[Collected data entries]

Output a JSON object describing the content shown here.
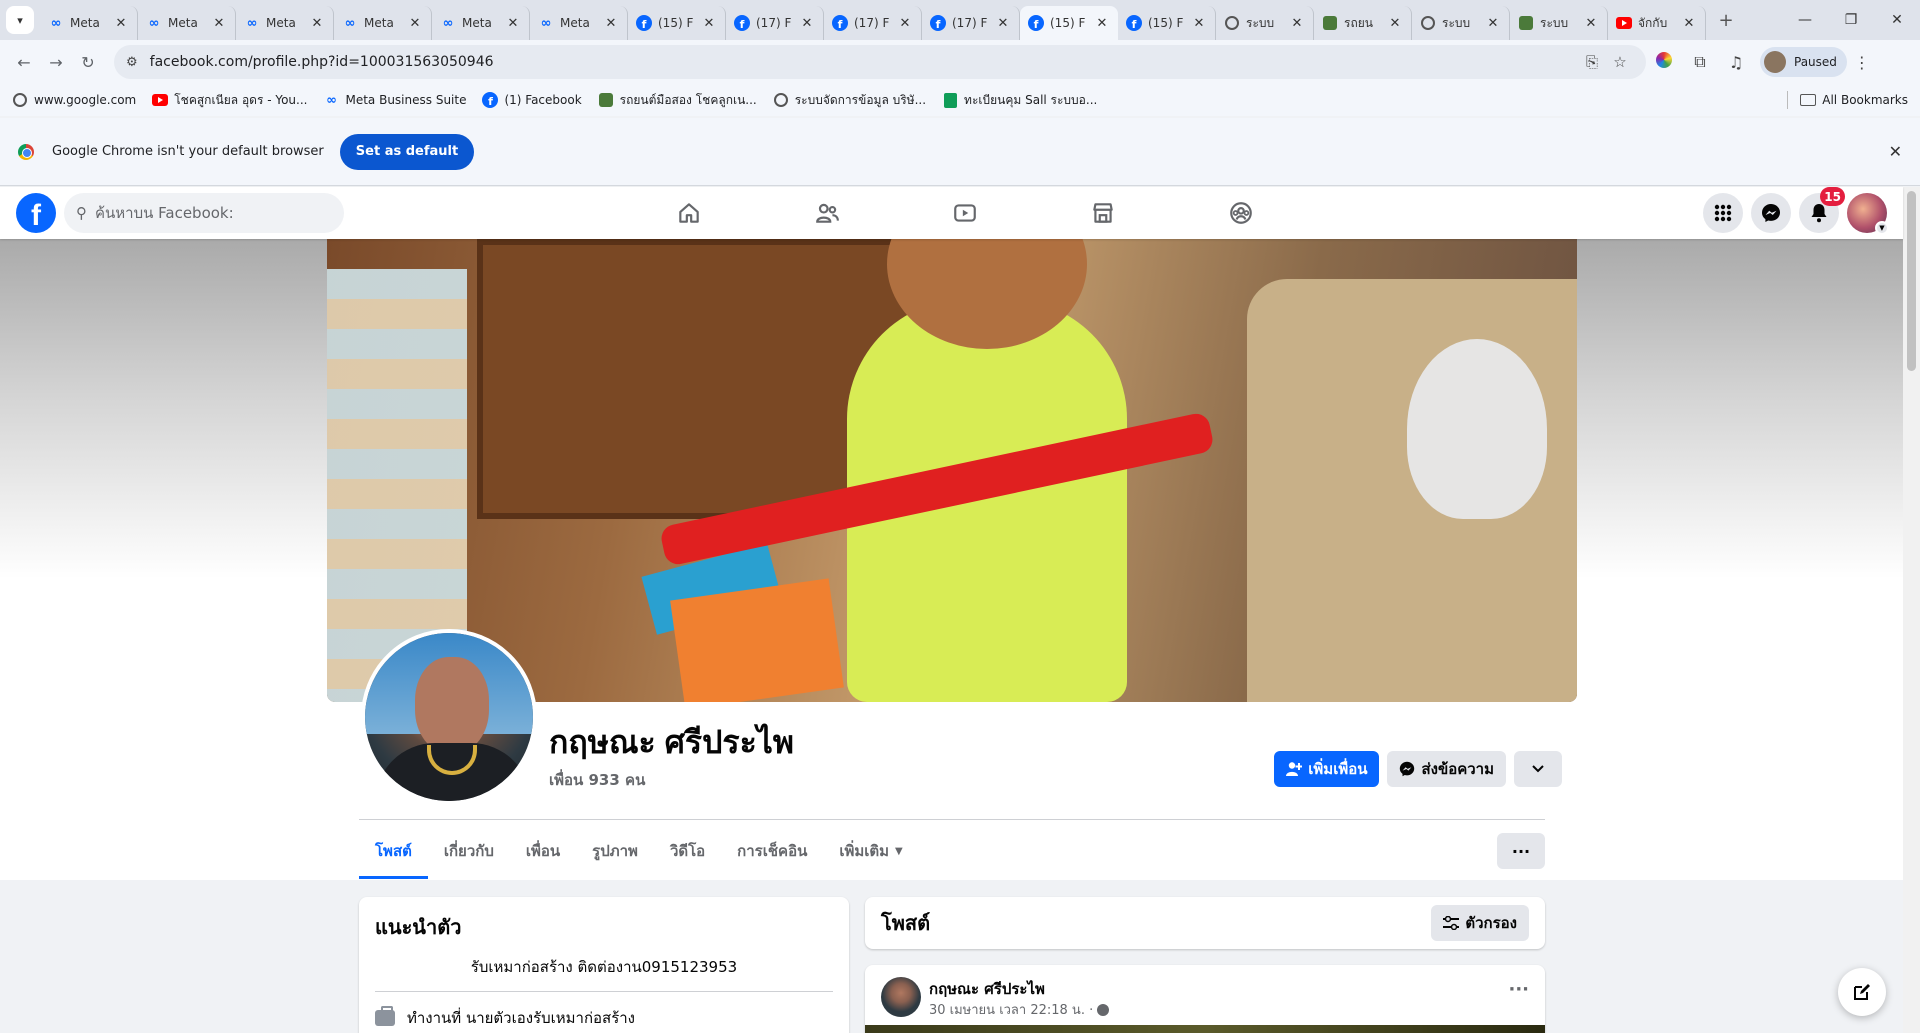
{
  "browser": {
    "tabs": [
      {
        "title": "Meta",
        "icon": "meta-icon"
      },
      {
        "title": "Meta",
        "icon": "meta-icon"
      },
      {
        "title": "Meta",
        "icon": "meta-icon"
      },
      {
        "title": "Meta",
        "icon": "meta-icon"
      },
      {
        "title": "Meta",
        "icon": "meta-icon"
      },
      {
        "title": "Meta",
        "icon": "meta-icon"
      },
      {
        "title": "(15) F",
        "icon": "facebook-icon"
      },
      {
        "title": "(17) F",
        "icon": "facebook-icon"
      },
      {
        "title": "(17) F",
        "icon": "facebook-icon"
      },
      {
        "title": "(17) F",
        "icon": "facebook-icon"
      },
      {
        "title": "(15) F",
        "icon": "facebook-icon",
        "active": true
      },
      {
        "title": "(15) F",
        "icon": "facebook-icon"
      },
      {
        "title": "ระบบ",
        "icon": "globe-icon"
      },
      {
        "title": "รถยน",
        "icon": "plant-icon"
      },
      {
        "title": "ระบบ",
        "icon": "globe-icon"
      },
      {
        "title": "ระบบ",
        "icon": "plant-icon"
      },
      {
        "title": "จักกับ",
        "icon": "youtube-icon"
      }
    ],
    "url": "facebook.com/profile.php?id=100031563050946",
    "profile_status": "Paused",
    "bookmarks": [
      {
        "label": "www.google.com",
        "icon": "globe-icon"
      },
      {
        "label": "โชคสูกเนียล อุดร - You...",
        "icon": "youtube-icon"
      },
      {
        "label": "Meta Business Suite",
        "icon": "meta-icon"
      },
      {
        "label": "(1) Facebook",
        "icon": "facebook-icon"
      },
      {
        "label": "รถยนต์มือสอง โชคลูกเน...",
        "icon": "plant-icon"
      },
      {
        "label": "ระบบจัดการข้อมูล บริษั...",
        "icon": "globe-icon"
      },
      {
        "label": "ทะเบียนคุม Sall ระบบอ...",
        "icon": "sheets-icon"
      }
    ],
    "all_bookmarks": "All Bookmarks",
    "infobar": {
      "message": "Google Chrome isn't your default browser",
      "button": "Set as default"
    }
  },
  "facebook": {
    "search_placeholder": "ค้นหาบน Facebook:",
    "notification_count": "15",
    "profile": {
      "name": "กฤษณะ ศรีประไพ",
      "friends": "เพื่อน 933 คน",
      "add_friend": "เพิ่มเพื่อน",
      "message": "ส่งข้อความ"
    },
    "tabs": [
      "โพสต์",
      "เกี่ยวกับ",
      "เพื่อน",
      "รูปภาพ",
      "วิดีโอ",
      "การเช็คอิน",
      "เพิ่มเติม"
    ],
    "intro": {
      "title": "แนะนำตัว",
      "bio": "รับเหมาก่อสร้าง ติดต่องาน0915123953",
      "work": "ทำงานที่ นายตัวเองรับเหมาก่อสร้าง"
    },
    "posts": {
      "title": "โพสต์",
      "filter": "ตัวกรอง",
      "first": {
        "author": "กฤษณะ ศรีประไพ",
        "time": "30 เมษายน เวลา 22:18 น. ·"
      }
    }
  },
  "colors": {
    "fb_blue": "#0866ff",
    "notification_red": "#e41e3f",
    "chrome_button": "#0b57d0"
  }
}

● **WHAT THE TASK ASKS**
Give every line above again exactly, with no pictures.

● **FINAL RESULT**
Output a JSON object describing the content shown here.
{
  "browser": {
    "tabs": [
      {
        "title": "Meta",
        "icon": "meta-icon"
      },
      {
        "title": "Meta",
        "icon": "meta-icon"
      },
      {
        "title": "Meta",
        "icon": "meta-icon"
      },
      {
        "title": "Meta",
        "icon": "meta-icon"
      },
      {
        "title": "Meta",
        "icon": "meta-icon"
      },
      {
        "title": "Meta",
        "icon": "meta-icon"
      },
      {
        "title": "(15) F",
        "icon": "facebook-icon"
      },
      {
        "title": "(17) F",
        "icon": "facebook-icon"
      },
      {
        "title": "(17) F",
        "icon": "facebook-icon"
      },
      {
        "title": "(17) F",
        "icon": "facebook-icon"
      },
      {
        "title": "(15) F",
        "icon": "facebook-icon",
        "active": true
      },
      {
        "title": "(15) F",
        "icon": "facebook-icon"
      },
      {
        "title": "ระบบ",
        "icon": "globe-icon"
      },
      {
        "title": "รถยน",
        "icon": "plant-icon"
      },
      {
        "title": "ระบบ",
        "icon": "globe-icon"
      },
      {
        "title": "ระบบ",
        "icon": "plant-icon"
      },
      {
        "title": "จักกับ",
        "icon": "youtube-icon"
      }
    ],
    "url": "facebook.com/profile.php?id=100031563050946",
    "profile_status": "Paused",
    "bookmarks": [
      {
        "label": "www.google.com",
        "icon": "globe-icon"
      },
      {
        "label": "โชคสูกเนียล อุดร - You...",
        "icon": "youtube-icon"
      },
      {
        "label": "Meta Business Suite",
        "icon": "meta-icon"
      },
      {
        "label": "(1) Facebook",
        "icon": "facebook-icon"
      },
      {
        "label": "รถยนต์มือสอง โชคลูกเน...",
        "icon": "plant-icon"
      },
      {
        "label": "ระบบจัดการข้อมูล บริษั...",
        "icon": "globe-icon"
      },
      {
        "label": "ทะเบียนคุม Sall ระบบอ...",
        "icon": "sheets-icon"
      }
    ],
    "all_bookmarks": "All Bookmarks",
    "infobar": {
      "message": "Google Chrome isn't your default browser",
      "button": "Set as default"
    }
  },
  "facebook": {
    "search_placeholder": "ค้นหาบน Facebook:",
    "notification_count": "15",
    "profile": {
      "name": "กฤษณะ ศรีประไพ",
      "friends": "เพื่อน 933 คน",
      "add_friend": "เพิ่มเพื่อน",
      "message": "ส่งข้อความ"
    },
    "tabs": [
      "โพสต์",
      "เกี่ยวกับ",
      "เพื่อน",
      "รูปภาพ",
      "วิดีโอ",
      "การเช็คอิน",
      "เพิ่มเติม"
    ],
    "intro": {
      "title": "แนะนำตัว",
      "bio": "รับเหมาก่อสร้าง ติดต่องาน0915123953",
      "work": "ทำงานที่ นายตัวเองรับเหมาก่อสร้าง"
    },
    "posts": {
      "title": "โพสต์",
      "filter": "ตัวกรอง",
      "first": {
        "author": "กฤษณะ ศรีประไพ",
        "time": "30 เมษายน เวลา 22:18 น. ·"
      }
    }
  },
  "colors": {
    "fb_blue": "#0866ff",
    "notification_red": "#e41e3f",
    "chrome_button": "#0b57d0"
  }
}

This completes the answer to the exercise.